** START **

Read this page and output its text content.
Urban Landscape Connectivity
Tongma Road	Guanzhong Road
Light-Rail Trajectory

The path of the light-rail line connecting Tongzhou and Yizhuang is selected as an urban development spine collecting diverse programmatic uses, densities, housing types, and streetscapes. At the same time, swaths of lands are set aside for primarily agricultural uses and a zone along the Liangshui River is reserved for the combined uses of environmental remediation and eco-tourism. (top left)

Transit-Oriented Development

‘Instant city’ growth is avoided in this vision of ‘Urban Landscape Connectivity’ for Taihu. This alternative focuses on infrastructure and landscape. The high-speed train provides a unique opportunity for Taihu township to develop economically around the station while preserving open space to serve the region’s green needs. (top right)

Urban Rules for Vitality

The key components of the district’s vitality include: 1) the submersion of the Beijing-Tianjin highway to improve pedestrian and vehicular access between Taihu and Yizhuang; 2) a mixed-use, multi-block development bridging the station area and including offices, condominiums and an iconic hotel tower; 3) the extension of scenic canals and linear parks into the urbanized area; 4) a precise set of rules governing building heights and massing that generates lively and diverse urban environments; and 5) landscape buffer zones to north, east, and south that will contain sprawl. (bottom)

** END **
** START **

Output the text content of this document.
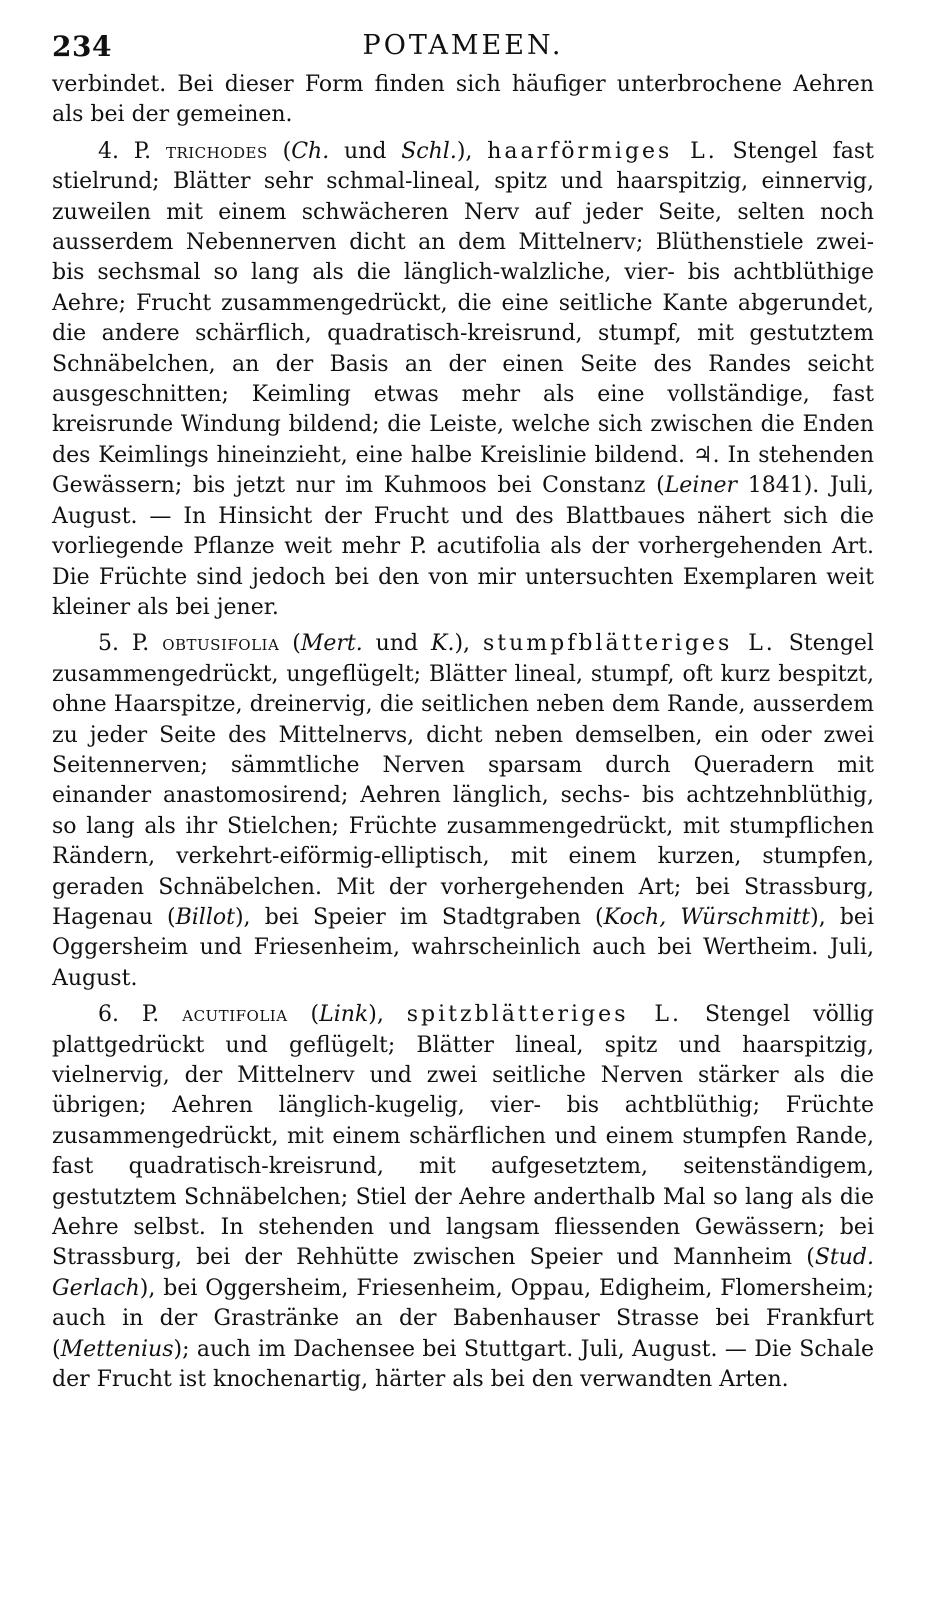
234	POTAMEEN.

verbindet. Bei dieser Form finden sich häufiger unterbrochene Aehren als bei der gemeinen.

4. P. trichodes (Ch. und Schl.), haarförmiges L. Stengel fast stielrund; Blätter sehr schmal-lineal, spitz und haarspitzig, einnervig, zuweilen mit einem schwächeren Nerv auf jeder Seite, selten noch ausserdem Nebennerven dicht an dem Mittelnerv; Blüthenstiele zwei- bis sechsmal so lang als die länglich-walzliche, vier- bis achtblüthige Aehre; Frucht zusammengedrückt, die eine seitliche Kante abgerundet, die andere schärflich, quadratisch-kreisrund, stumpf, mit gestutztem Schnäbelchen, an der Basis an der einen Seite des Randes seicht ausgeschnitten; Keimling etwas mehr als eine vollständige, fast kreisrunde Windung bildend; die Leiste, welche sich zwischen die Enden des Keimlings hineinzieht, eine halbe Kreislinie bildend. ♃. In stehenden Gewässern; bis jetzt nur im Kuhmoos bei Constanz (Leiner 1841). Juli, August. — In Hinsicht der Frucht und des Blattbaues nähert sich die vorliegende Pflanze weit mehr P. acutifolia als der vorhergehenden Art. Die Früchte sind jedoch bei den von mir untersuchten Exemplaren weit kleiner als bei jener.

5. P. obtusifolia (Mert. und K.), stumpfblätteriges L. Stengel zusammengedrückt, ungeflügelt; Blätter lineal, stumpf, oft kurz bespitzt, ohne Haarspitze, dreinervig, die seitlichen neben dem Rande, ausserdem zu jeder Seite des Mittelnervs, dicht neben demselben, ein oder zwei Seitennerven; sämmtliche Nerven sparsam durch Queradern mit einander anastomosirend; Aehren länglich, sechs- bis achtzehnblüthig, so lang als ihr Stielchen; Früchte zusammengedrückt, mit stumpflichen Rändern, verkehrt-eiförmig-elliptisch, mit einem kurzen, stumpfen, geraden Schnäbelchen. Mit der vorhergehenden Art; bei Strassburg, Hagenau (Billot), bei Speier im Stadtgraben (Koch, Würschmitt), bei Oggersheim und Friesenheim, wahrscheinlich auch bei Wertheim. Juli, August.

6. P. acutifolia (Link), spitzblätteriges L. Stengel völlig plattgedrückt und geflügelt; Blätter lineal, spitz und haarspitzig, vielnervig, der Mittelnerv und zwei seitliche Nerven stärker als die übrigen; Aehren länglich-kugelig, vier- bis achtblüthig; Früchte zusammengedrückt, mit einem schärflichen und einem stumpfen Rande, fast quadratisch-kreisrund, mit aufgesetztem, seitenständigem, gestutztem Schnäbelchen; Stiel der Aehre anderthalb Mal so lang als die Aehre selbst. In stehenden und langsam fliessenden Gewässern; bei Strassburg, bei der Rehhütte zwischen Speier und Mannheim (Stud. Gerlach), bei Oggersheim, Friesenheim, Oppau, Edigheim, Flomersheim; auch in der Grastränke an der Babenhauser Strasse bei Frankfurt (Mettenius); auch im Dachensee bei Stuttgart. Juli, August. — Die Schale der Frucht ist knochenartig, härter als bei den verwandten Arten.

** END **
** START **

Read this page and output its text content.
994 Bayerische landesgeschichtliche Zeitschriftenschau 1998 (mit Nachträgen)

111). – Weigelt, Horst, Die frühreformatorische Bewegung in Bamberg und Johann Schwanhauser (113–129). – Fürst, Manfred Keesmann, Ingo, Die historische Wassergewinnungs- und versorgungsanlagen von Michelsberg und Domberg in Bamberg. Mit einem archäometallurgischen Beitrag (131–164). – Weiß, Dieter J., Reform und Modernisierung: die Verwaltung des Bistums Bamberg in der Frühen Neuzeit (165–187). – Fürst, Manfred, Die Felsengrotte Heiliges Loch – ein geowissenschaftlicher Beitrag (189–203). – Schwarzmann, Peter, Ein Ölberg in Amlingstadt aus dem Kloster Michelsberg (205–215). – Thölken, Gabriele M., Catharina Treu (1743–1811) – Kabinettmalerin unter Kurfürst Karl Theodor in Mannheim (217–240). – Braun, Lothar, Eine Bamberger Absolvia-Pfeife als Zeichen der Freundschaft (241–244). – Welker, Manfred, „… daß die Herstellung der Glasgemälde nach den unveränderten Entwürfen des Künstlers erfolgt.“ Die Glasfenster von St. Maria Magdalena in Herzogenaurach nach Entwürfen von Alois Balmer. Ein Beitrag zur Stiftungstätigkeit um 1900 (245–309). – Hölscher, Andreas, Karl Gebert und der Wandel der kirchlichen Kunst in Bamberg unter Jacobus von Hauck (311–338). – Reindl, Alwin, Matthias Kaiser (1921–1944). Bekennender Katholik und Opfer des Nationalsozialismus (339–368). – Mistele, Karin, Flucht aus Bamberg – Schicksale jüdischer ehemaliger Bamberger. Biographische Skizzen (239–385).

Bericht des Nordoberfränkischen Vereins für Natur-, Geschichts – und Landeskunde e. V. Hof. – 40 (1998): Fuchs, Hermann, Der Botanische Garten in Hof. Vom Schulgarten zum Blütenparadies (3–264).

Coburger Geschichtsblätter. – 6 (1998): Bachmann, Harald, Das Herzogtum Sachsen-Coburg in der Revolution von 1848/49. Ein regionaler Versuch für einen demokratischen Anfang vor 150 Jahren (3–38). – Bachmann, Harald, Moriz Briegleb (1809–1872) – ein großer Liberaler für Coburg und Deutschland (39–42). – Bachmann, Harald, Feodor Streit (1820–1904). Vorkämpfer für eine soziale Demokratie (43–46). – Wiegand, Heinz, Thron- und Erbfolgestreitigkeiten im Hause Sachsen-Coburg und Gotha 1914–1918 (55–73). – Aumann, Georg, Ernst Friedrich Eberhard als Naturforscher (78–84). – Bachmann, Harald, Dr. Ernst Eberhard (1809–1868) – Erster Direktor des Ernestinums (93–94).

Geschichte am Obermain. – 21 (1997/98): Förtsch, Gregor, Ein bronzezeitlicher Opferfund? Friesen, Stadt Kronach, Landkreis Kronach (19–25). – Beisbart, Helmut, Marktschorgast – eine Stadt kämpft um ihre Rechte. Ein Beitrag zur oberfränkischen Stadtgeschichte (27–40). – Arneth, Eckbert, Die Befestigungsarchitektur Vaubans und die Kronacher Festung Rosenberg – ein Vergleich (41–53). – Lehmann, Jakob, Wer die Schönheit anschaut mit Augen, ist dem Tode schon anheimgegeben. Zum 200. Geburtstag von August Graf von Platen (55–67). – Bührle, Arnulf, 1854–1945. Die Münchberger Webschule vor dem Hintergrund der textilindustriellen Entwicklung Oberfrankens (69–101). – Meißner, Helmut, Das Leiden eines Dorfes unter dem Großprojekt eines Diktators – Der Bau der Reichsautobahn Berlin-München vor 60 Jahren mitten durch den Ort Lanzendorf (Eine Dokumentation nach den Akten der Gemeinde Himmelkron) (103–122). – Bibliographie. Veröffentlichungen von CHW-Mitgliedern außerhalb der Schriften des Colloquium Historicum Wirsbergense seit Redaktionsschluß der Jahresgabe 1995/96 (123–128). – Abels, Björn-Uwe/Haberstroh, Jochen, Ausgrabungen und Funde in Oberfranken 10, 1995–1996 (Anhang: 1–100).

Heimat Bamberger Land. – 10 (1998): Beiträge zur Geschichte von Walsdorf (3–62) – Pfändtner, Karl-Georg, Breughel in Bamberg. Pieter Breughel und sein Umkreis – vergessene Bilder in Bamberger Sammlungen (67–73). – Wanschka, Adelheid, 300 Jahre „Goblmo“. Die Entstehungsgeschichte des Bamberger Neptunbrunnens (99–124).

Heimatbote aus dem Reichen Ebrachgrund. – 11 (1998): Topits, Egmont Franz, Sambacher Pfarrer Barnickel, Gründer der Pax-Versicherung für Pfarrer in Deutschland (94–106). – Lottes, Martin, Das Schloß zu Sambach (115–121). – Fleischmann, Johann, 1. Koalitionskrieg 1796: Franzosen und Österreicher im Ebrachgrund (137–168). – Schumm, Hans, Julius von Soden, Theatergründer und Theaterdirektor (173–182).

** END **

• **Required work**: Lines that hold "this" are the ones to copy; find all of them.

• **Full answer**:
Read this page and output its text content.
‘Instant city’ growth is avoided in this vision of ‘Urban Landscape Connectivity’ for Taihu. This alternative focuses on infrastructure and landscape. The high-speed train provides a unique opportunity for Taihu township to develop economically around the station while preserving open space to serve the region’s green needs. (top right)
Output the text content of this document.
Read this page and output its text content.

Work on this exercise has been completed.